Your objective:
State only the number of lines that contain the string "color".
──────────
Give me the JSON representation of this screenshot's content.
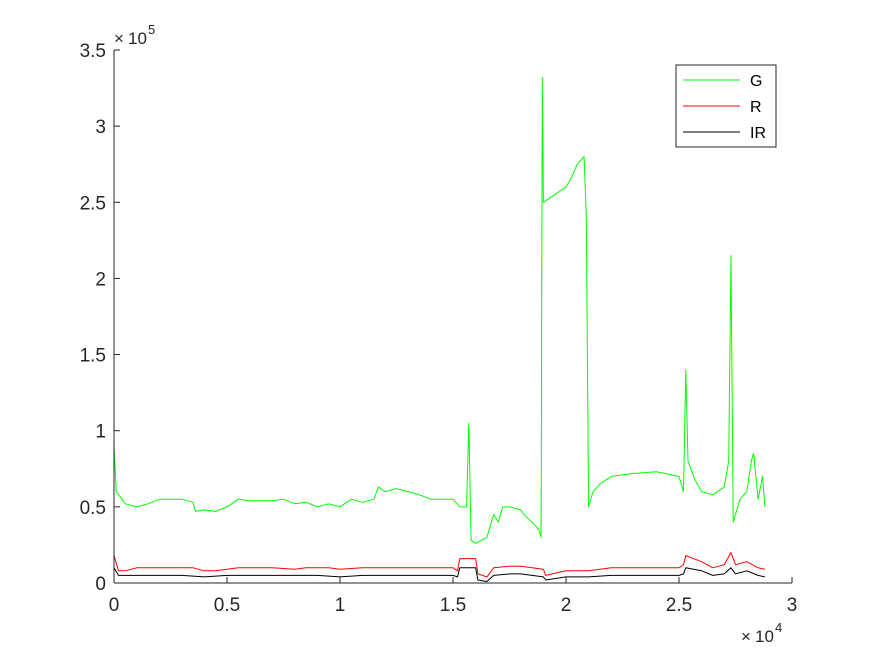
{
  "chart_data": {
    "type": "line",
    "title": "",
    "xlabel": "",
    "ylabel": "",
    "x_exponent_label": "10",
    "x_exponent_power": "4",
    "y_exponent_label": "10",
    "y_exponent_power": "5",
    "xlim": [
      0,
      3
    ],
    "ylim": [
      0,
      3.5
    ],
    "x_ticks": [
      0,
      0.5,
      1,
      1.5,
      2,
      2.5,
      3
    ],
    "x_tick_labels": [
      "0",
      "0.5",
      "1",
      "1.5",
      "2",
      "2.5",
      "3"
    ],
    "y_ticks": [
      0,
      0.5,
      1,
      1.5,
      2,
      2.5,
      3,
      3.5
    ],
    "y_tick_labels": [
      "0",
      "0.5",
      "1",
      "1.5",
      "2",
      "2.5",
      "3",
      "3.5"
    ],
    "grid": false,
    "legend_position": "top-right",
    "series": [
      {
        "name": "G",
        "color": "#00ff00",
        "points": [
          [
            0,
            0.9
          ],
          [
            0.01,
            0.6
          ],
          [
            0.05,
            0.52
          ],
          [
            0.1,
            0.5
          ],
          [
            0.15,
            0.52
          ],
          [
            0.2,
            0.55
          ],
          [
            0.3,
            0.55
          ],
          [
            0.35,
            0.53
          ],
          [
            0.36,
            0.47
          ],
          [
            0.4,
            0.48
          ],
          [
            0.45,
            0.47
          ],
          [
            0.5,
            0.5
          ],
          [
            0.55,
            0.55
          ],
          [
            0.6,
            0.54
          ],
          [
            0.7,
            0.54
          ],
          [
            0.75,
            0.55
          ],
          [
            0.8,
            0.52
          ],
          [
            0.85,
            0.53
          ],
          [
            0.9,
            0.5
          ],
          [
            0.95,
            0.52
          ],
          [
            1.0,
            0.5
          ],
          [
            1.05,
            0.55
          ],
          [
            1.1,
            0.53
          ],
          [
            1.15,
            0.55
          ],
          [
            1.17,
            0.63
          ],
          [
            1.2,
            0.6
          ],
          [
            1.25,
            0.62
          ],
          [
            1.3,
            0.6
          ],
          [
            1.35,
            0.58
          ],
          [
            1.4,
            0.55
          ],
          [
            1.45,
            0.55
          ],
          [
            1.5,
            0.55
          ],
          [
            1.53,
            0.5
          ],
          [
            1.56,
            0.5
          ],
          [
            1.57,
            1.05
          ],
          [
            1.58,
            0.28
          ],
          [
            1.6,
            0.26
          ],
          [
            1.65,
            0.3
          ],
          [
            1.68,
            0.45
          ],
          [
            1.7,
            0.4
          ],
          [
            1.72,
            0.5
          ],
          [
            1.75,
            0.5
          ],
          [
            1.8,
            0.48
          ],
          [
            1.82,
            0.44
          ],
          [
            1.85,
            0.4
          ],
          [
            1.88,
            0.35
          ],
          [
            1.89,
            0.3
          ],
          [
            1.895,
            3.32
          ],
          [
            1.9,
            2.5
          ],
          [
            1.95,
            2.55
          ],
          [
            2.0,
            2.6
          ],
          [
            2.02,
            2.65
          ],
          [
            2.05,
            2.75
          ],
          [
            2.08,
            2.8
          ],
          [
            2.09,
            2.4
          ],
          [
            2.1,
            0.5
          ],
          [
            2.12,
            0.6
          ],
          [
            2.15,
            0.65
          ],
          [
            2.2,
            0.7
          ],
          [
            2.3,
            0.72
          ],
          [
            2.4,
            0.73
          ],
          [
            2.5,
            0.7
          ],
          [
            2.52,
            0.6
          ],
          [
            2.53,
            1.4
          ],
          [
            2.54,
            0.8
          ],
          [
            2.57,
            0.68
          ],
          [
            2.6,
            0.6
          ],
          [
            2.65,
            0.58
          ],
          [
            2.7,
            0.63
          ],
          [
            2.72,
            0.8
          ],
          [
            2.73,
            2.15
          ],
          [
            2.74,
            0.4
          ],
          [
            2.77,
            0.55
          ],
          [
            2.8,
            0.6
          ],
          [
            2.82,
            0.8
          ],
          [
            2.83,
            0.85
          ],
          [
            2.85,
            0.55
          ],
          [
            2.87,
            0.7
          ],
          [
            2.88,
            0.5
          ]
        ]
      },
      {
        "name": "R",
        "color": "#ff0000",
        "points": [
          [
            0,
            0.18
          ],
          [
            0.02,
            0.08
          ],
          [
            0.05,
            0.08
          ],
          [
            0.1,
            0.1
          ],
          [
            0.2,
            0.1
          ],
          [
            0.3,
            0.1
          ],
          [
            0.35,
            0.1
          ],
          [
            0.4,
            0.08
          ],
          [
            0.45,
            0.08
          ],
          [
            0.5,
            0.09
          ],
          [
            0.55,
            0.1
          ],
          [
            0.7,
            0.1
          ],
          [
            0.8,
            0.09
          ],
          [
            0.85,
            0.1
          ],
          [
            0.95,
            0.1
          ],
          [
            1.0,
            0.09
          ],
          [
            1.1,
            0.1
          ],
          [
            1.2,
            0.1
          ],
          [
            1.3,
            0.1
          ],
          [
            1.4,
            0.1
          ],
          [
            1.5,
            0.1
          ],
          [
            1.52,
            0.08
          ],
          [
            1.53,
            0.16
          ],
          [
            1.6,
            0.16
          ],
          [
            1.61,
            0.06
          ],
          [
            1.65,
            0.04
          ],
          [
            1.68,
            0.1
          ],
          [
            1.75,
            0.11
          ],
          [
            1.8,
            0.11
          ],
          [
            1.85,
            0.1
          ],
          [
            1.9,
            0.09
          ],
          [
            1.91,
            0.05
          ],
          [
            2.0,
            0.08
          ],
          [
            2.1,
            0.08
          ],
          [
            2.2,
            0.1
          ],
          [
            2.3,
            0.1
          ],
          [
            2.4,
            0.1
          ],
          [
            2.5,
            0.1
          ],
          [
            2.52,
            0.12
          ],
          [
            2.53,
            0.18
          ],
          [
            2.6,
            0.14
          ],
          [
            2.65,
            0.1
          ],
          [
            2.7,
            0.12
          ],
          [
            2.73,
            0.2
          ],
          [
            2.75,
            0.12
          ],
          [
            2.8,
            0.14
          ],
          [
            2.85,
            0.1
          ],
          [
            2.88,
            0.09
          ]
        ]
      },
      {
        "name": "IR",
        "color": "#000000",
        "points": [
          [
            0,
            0.1
          ],
          [
            0.02,
            0.05
          ],
          [
            0.1,
            0.05
          ],
          [
            0.2,
            0.05
          ],
          [
            0.3,
            0.05
          ],
          [
            0.4,
            0.04
          ],
          [
            0.5,
            0.05
          ],
          [
            0.6,
            0.05
          ],
          [
            0.7,
            0.05
          ],
          [
            0.8,
            0.05
          ],
          [
            0.9,
            0.05
          ],
          [
            1.0,
            0.04
          ],
          [
            1.1,
            0.05
          ],
          [
            1.2,
            0.05
          ],
          [
            1.3,
            0.05
          ],
          [
            1.4,
            0.05
          ],
          [
            1.5,
            0.05
          ],
          [
            1.52,
            0.04
          ],
          [
            1.53,
            0.1
          ],
          [
            1.6,
            0.1
          ],
          [
            1.61,
            0.02
          ],
          [
            1.65,
            0.01
          ],
          [
            1.68,
            0.05
          ],
          [
            1.75,
            0.06
          ],
          [
            1.8,
            0.06
          ],
          [
            1.85,
            0.05
          ],
          [
            1.9,
            0.04
          ],
          [
            1.91,
            0.02
          ],
          [
            2.0,
            0.04
          ],
          [
            2.1,
            0.04
          ],
          [
            2.2,
            0.05
          ],
          [
            2.3,
            0.05
          ],
          [
            2.4,
            0.05
          ],
          [
            2.5,
            0.05
          ],
          [
            2.52,
            0.06
          ],
          [
            2.53,
            0.1
          ],
          [
            2.6,
            0.08
          ],
          [
            2.65,
            0.05
          ],
          [
            2.7,
            0.06
          ],
          [
            2.73,
            0.1
          ],
          [
            2.75,
            0.06
          ],
          [
            2.8,
            0.08
          ],
          [
            2.85,
            0.05
          ],
          [
            2.88,
            0.04
          ]
        ]
      }
    ]
  }
}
──────────
Answer to the exercise:
3